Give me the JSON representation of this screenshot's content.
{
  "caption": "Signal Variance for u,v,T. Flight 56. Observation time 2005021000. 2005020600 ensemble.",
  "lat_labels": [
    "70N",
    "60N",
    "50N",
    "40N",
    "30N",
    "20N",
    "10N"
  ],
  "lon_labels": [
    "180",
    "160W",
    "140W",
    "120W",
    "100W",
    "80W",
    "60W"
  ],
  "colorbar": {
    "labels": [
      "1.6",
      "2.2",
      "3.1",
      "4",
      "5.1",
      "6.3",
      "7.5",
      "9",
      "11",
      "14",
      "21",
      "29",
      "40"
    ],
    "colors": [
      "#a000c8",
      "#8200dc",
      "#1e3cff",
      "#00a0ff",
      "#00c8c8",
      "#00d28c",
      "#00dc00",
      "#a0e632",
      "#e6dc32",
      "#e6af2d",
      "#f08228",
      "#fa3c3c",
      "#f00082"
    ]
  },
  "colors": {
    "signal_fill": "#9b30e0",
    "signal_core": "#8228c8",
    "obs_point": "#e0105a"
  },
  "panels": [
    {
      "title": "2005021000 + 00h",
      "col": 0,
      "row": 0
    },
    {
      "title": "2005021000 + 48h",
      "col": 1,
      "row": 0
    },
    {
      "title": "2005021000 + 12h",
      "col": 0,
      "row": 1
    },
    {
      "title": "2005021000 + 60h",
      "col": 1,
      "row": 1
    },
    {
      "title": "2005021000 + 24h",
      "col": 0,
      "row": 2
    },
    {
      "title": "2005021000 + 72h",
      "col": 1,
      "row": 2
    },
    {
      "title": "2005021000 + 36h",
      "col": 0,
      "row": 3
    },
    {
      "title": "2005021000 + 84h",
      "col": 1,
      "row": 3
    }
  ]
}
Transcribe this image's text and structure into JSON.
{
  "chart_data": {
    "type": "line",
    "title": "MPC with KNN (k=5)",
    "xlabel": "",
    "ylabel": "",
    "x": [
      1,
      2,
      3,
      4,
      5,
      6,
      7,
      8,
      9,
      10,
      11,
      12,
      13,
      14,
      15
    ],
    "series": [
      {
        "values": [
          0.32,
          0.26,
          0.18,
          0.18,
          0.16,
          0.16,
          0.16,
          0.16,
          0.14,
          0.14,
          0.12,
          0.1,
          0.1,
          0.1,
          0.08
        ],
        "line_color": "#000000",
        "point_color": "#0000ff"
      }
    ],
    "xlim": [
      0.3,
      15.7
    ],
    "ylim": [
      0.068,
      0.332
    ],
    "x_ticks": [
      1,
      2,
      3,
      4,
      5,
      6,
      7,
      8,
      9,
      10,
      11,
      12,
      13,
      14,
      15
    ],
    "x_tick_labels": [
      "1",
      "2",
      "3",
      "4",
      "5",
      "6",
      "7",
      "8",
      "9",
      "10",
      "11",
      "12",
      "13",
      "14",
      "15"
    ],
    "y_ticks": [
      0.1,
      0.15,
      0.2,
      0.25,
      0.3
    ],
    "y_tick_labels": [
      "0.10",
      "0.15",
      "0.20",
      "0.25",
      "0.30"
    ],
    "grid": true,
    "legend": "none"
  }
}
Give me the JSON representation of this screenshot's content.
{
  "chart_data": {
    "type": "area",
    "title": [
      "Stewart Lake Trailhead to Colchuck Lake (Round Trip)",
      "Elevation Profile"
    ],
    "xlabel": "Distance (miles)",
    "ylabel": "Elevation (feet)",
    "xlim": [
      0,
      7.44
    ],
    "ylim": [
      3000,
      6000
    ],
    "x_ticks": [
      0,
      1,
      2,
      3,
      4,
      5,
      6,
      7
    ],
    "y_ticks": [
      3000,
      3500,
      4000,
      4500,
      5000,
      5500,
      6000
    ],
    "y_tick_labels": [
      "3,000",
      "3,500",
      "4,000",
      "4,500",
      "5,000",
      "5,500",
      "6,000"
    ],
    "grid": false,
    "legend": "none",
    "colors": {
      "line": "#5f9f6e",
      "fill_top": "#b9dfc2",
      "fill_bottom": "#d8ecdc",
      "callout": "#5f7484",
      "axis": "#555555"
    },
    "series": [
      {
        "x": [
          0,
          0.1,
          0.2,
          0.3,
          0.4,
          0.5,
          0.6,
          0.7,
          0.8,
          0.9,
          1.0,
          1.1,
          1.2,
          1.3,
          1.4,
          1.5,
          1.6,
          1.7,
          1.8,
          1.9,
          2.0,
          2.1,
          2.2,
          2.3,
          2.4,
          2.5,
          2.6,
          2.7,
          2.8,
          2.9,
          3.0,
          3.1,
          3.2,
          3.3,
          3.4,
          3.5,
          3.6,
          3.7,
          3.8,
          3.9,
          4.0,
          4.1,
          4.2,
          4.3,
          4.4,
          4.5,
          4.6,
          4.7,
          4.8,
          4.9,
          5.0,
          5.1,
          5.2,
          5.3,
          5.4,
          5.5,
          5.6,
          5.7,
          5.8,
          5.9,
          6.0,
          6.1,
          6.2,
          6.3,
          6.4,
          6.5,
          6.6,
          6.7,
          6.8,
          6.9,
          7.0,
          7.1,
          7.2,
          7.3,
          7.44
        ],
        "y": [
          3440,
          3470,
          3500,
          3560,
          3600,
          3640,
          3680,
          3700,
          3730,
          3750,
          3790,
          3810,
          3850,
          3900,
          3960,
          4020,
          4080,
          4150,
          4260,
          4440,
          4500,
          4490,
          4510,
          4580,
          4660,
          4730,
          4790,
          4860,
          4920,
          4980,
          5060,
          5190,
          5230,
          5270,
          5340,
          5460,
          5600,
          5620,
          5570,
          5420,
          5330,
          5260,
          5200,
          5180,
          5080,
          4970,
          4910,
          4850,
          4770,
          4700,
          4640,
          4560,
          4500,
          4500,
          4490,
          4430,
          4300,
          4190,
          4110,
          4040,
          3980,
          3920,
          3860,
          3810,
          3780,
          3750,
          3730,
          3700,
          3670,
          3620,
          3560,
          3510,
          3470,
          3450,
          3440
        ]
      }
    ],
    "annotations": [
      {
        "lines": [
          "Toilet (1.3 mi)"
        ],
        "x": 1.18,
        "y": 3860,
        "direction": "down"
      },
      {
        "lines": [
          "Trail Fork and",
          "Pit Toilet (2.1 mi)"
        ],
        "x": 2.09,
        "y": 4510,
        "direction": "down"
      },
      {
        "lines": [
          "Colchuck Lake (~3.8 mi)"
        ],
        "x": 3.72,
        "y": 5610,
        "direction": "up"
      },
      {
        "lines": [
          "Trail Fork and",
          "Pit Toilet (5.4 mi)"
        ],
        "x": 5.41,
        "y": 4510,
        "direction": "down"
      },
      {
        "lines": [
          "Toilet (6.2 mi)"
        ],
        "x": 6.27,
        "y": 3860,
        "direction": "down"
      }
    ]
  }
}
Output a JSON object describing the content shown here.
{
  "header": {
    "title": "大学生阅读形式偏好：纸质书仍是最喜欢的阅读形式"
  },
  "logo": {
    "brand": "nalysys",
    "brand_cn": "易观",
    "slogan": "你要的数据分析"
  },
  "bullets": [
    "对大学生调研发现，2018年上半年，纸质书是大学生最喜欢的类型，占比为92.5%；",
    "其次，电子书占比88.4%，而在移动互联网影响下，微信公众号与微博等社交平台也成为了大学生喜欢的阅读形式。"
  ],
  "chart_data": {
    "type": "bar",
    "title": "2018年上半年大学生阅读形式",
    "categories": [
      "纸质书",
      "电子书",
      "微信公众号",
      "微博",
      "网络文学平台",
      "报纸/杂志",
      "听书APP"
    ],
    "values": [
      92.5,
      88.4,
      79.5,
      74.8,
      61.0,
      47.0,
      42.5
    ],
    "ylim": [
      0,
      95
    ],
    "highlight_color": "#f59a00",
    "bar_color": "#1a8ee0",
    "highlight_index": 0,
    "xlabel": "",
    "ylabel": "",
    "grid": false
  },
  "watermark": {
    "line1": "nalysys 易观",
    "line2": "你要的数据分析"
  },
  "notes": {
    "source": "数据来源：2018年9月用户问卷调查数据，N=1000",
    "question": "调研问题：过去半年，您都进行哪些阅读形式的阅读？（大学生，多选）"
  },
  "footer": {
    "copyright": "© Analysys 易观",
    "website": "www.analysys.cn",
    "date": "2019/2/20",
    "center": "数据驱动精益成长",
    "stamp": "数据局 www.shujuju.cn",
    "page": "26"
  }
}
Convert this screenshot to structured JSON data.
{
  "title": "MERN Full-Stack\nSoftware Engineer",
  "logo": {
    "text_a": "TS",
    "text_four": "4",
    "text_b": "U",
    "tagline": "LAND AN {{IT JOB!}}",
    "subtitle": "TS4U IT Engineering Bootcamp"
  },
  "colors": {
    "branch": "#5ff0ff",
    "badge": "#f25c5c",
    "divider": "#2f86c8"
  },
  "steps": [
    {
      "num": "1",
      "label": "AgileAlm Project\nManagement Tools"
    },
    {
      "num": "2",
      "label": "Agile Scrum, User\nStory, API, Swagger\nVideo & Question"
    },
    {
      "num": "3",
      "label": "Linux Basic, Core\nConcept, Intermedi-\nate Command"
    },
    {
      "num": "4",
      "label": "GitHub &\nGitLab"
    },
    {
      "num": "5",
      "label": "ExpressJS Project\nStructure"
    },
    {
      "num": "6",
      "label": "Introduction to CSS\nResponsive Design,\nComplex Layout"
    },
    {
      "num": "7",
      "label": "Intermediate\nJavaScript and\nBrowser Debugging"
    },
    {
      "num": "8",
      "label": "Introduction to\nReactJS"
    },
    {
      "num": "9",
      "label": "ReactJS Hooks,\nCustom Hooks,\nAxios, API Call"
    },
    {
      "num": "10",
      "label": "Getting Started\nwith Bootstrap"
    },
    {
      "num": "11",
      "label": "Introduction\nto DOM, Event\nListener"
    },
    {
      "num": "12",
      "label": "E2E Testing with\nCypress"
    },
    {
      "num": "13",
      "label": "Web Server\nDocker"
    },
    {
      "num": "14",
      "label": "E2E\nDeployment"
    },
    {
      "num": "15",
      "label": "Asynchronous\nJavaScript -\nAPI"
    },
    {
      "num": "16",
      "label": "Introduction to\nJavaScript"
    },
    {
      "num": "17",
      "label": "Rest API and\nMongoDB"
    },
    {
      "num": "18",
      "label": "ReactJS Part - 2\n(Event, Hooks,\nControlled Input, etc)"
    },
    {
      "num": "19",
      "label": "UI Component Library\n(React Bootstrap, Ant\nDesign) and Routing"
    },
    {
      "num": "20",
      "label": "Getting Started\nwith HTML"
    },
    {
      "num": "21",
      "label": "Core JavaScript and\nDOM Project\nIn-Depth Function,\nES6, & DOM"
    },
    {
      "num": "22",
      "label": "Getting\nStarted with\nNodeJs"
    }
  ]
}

______________________________

▸ Request
Gather all lines from the listing above in which "Elevation" occurs.

▸ Reply to the task
      "Elevation Profile"
    "ylabel": "Elevation (feet)",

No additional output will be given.